What you will do → Where a line contains the string "Purchases", copy that line.

(Some records)
****************************************

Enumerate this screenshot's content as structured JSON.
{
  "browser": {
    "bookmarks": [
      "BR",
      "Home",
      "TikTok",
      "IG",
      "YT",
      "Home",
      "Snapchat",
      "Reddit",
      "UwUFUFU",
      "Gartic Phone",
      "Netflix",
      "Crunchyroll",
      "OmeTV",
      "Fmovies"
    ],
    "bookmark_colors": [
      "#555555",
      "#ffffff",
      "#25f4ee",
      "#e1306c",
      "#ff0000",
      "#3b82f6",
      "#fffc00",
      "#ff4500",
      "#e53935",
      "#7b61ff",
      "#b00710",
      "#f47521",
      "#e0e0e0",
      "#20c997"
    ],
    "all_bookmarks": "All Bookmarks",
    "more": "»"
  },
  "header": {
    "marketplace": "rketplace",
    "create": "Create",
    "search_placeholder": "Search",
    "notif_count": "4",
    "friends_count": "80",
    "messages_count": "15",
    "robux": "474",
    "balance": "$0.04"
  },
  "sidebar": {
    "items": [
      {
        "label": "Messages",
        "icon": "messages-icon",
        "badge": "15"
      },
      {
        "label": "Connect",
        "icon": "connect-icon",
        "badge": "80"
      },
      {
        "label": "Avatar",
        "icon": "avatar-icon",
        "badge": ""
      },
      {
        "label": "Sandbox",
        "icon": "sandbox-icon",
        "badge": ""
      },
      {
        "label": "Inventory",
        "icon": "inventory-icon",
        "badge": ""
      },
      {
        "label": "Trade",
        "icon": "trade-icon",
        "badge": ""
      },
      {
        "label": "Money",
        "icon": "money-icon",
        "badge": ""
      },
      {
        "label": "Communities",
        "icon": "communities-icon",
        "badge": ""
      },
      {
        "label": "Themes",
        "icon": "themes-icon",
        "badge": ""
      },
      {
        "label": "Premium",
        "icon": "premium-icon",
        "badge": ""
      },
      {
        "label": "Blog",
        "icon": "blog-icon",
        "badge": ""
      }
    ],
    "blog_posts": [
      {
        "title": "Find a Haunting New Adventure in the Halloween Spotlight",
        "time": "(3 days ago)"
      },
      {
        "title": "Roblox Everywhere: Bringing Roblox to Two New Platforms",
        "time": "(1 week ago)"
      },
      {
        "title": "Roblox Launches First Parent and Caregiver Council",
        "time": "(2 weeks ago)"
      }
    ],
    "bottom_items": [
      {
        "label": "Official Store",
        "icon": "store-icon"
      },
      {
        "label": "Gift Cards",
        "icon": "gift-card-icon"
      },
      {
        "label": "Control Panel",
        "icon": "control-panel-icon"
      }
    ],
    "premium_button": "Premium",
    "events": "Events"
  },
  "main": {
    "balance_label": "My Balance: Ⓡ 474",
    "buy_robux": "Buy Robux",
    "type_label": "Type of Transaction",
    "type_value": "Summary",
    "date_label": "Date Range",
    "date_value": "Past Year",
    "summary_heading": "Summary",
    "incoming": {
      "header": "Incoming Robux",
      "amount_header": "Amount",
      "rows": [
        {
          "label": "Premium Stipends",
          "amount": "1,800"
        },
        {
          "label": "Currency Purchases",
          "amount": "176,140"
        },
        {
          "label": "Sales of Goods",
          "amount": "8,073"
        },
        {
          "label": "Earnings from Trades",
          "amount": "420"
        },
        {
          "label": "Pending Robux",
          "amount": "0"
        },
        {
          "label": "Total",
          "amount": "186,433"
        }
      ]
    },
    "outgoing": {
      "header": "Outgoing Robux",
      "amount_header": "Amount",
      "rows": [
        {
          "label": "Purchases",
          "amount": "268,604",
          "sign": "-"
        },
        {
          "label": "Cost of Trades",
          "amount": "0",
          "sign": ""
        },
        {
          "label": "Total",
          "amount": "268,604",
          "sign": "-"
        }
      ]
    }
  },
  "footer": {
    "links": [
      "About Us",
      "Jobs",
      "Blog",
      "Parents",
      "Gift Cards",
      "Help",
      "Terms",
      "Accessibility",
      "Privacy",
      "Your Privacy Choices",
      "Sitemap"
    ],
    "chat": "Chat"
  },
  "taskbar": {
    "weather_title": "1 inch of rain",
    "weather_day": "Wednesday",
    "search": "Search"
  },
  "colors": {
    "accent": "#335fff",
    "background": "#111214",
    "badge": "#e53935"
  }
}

****************************************

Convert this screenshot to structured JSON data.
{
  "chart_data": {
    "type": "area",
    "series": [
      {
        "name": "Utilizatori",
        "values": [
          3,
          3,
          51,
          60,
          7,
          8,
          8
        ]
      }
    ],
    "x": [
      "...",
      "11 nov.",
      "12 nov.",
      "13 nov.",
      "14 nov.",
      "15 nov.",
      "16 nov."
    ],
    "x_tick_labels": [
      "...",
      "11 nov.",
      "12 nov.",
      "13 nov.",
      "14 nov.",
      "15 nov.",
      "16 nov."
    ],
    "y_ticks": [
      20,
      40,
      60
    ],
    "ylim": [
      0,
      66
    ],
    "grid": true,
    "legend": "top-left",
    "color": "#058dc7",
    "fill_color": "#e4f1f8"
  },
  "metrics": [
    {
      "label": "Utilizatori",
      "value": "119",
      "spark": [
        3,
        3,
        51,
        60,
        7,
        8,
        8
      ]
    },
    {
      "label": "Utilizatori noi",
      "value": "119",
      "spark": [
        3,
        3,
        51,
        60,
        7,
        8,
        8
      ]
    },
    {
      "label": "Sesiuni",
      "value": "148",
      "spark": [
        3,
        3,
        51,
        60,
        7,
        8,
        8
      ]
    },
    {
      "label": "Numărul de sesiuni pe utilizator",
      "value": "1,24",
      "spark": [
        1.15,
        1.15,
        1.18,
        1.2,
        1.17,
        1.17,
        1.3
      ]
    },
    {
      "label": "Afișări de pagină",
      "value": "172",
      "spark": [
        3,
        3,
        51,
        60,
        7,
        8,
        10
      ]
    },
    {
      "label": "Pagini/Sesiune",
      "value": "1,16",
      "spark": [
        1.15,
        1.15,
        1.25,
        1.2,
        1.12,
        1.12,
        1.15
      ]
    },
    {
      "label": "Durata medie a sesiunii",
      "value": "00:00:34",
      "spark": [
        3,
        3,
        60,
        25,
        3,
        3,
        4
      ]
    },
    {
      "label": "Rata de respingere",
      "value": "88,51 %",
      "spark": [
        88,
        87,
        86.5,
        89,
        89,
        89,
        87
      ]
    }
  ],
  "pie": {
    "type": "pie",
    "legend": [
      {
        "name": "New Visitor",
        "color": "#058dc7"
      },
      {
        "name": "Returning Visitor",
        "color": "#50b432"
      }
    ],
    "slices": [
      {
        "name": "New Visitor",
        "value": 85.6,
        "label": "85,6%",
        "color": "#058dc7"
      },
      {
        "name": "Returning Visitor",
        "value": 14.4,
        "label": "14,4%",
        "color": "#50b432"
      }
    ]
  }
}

****************************************

The reply →
          "label": "Currency Purchases",
          "label": "Purchases",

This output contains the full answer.